(TEXTO DE LA PÁGINA)
Ambas actitudes, aunque sean de por sí separables y cada una pueda darse sin la otra, se encuentran —en el panorama que tenemos ante nuestros ojos— indisolublemente unidas, tanto si predomina la una como la otra.

Y como es obvio, no son solamente los individuos quienes pueden ser víctimas de estas dos actitudes de pecado pueden serlo también las Naciones y los bloques. Y esto favorece mayormente la introducción de las «estructuras de pecado», de las cuales he hablado antes. Si ciertas formas de «imperialismo» moderno se consideraran a la luz de estos criterios morales, se descubriría que bajo ciertas decisiones, aparentemente inspiradas solamente por la economía o la política, se ocultan verdaderas formas de idolatría: dinero, ideología, clase social y tecnología.

He creído oportuno señalar este tipo de análisis, ante todo para mostrar cuál es la naturaleza real del mal al que nos enfrentamos en la cuestión del desarrollo de los pueblos; es un mal moral, fruto de muchos pecados que llevan a «estructuras de pecado». Diagnosticar el mal de esta manera es también identificar adecuadamente, a nivel de conducta humana, el camino a seguir para superarlo.

Datos de análisis del diseño de documentos:

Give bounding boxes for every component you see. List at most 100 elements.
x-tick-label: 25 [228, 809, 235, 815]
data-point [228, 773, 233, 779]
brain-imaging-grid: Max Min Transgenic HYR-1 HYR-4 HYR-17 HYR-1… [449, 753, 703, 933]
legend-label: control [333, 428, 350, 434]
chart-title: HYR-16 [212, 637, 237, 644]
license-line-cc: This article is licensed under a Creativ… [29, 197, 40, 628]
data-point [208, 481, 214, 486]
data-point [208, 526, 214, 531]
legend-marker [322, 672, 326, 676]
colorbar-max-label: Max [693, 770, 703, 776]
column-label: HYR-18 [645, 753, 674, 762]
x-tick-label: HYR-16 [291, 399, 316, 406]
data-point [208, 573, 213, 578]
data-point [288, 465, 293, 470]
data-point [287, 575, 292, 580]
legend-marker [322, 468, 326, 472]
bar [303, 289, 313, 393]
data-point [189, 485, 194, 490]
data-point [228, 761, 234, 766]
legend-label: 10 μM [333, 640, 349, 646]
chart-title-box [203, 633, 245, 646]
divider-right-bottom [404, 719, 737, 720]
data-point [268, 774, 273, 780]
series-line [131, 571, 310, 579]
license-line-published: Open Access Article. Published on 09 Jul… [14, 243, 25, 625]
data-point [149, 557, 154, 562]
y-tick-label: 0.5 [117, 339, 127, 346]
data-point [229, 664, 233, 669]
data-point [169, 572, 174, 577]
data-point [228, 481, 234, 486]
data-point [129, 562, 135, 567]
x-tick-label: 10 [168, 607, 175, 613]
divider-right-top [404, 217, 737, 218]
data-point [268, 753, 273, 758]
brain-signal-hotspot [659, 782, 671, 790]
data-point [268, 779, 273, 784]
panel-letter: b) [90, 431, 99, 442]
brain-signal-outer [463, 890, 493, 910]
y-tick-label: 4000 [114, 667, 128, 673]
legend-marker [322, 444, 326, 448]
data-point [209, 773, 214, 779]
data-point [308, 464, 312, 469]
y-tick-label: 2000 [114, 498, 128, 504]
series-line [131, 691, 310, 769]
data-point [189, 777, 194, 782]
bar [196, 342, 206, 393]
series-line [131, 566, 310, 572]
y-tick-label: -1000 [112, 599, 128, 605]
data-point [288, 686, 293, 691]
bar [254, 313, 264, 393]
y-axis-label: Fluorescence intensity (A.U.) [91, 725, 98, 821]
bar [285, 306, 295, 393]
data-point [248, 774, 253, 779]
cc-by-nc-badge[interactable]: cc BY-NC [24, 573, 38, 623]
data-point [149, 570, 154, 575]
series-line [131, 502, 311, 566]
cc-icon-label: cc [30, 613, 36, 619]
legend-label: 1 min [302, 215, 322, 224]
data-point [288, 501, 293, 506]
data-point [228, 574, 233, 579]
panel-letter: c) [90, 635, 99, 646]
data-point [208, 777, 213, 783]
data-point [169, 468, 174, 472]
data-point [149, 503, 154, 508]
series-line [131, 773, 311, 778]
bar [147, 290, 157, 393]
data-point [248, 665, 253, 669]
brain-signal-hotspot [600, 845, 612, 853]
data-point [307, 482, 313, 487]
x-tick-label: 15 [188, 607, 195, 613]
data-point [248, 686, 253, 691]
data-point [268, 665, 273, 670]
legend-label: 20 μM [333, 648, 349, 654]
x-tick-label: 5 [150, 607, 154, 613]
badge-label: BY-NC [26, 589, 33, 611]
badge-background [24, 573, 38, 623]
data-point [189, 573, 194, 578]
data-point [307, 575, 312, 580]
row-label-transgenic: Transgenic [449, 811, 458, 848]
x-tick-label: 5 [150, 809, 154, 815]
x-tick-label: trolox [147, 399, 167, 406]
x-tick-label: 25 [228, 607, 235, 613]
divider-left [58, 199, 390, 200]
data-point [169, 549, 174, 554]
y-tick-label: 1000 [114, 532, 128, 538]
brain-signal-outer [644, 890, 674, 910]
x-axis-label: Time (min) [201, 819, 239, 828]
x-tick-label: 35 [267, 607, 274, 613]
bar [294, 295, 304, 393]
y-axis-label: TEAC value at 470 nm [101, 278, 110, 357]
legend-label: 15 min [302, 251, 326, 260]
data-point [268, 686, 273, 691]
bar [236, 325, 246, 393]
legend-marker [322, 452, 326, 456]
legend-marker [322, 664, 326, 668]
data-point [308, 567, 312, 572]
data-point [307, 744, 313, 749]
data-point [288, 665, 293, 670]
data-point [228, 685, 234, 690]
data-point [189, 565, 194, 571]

(TAREA 1)
Según el texto sobre las estructuras de pecado, ¿qué formas de idolatría se ocultan bajo ciertas decisiones aparentemente económicas o políticas?
(TAREA 2)
Retoma el texto sobre las estructuras de pecado y continúalo a partir de su última oración.
El listado no tiene relación con el texto.

(RESULTADO 1)
Dinero, ideología, clase social y tecnología.

(RESULTADO 2)
  1. Este camino es largo y complejo y además está amenazado constantemente tanto por la intrínseca fragilidad de los propósitos y realizaciones humanas, cuanto por la mutabilidad de las circunstancias externas tan imprevisibles. Sin embargo, debe ser emprendido decididamente y, en donde se hayan dado ya algunos pasos, o incluso recorrido una parte del mismo, seguirlo hasta el final. En el plano de la consideración presente, la decisión de emprender ese camino o seguir avanzando implica ante todo un valor moral, que los hombres y mujeres creyentes reconocen como requerido por la voluntad de Dios, único fundamento verdadero de una ética absolutamente vinculante.

Es de desear que también los hombres y mujeres sin una fe explícita se convenzan de que los obstáculos opuestos al pleno desarrollo no son solamente de orden económico, sino que dependen de actitudes más profundas que se traducen, para el ser humano, en valores absolutos. En este sentido, es de esperar que todos aquéllos que, en una u otra medida, son responsables de una «vida más humana» para sus semejantes —estén inspirados o no por una fe religiosa— se den cuenta plenamente de la necesidad urgente de un cambio en las actitudes espirituales que definen las relaciones de cada hombre consigo mismo, con el prójimo, con las comunidades humanas, incluso las más lejanas y con la naturaleza; y ello en función de unos valores superiores, como el bien común, o el pleno desarrollo « de todo el hombre y de todos los hombres », según la feliz expresión de la Encíclica Populorum Progressio.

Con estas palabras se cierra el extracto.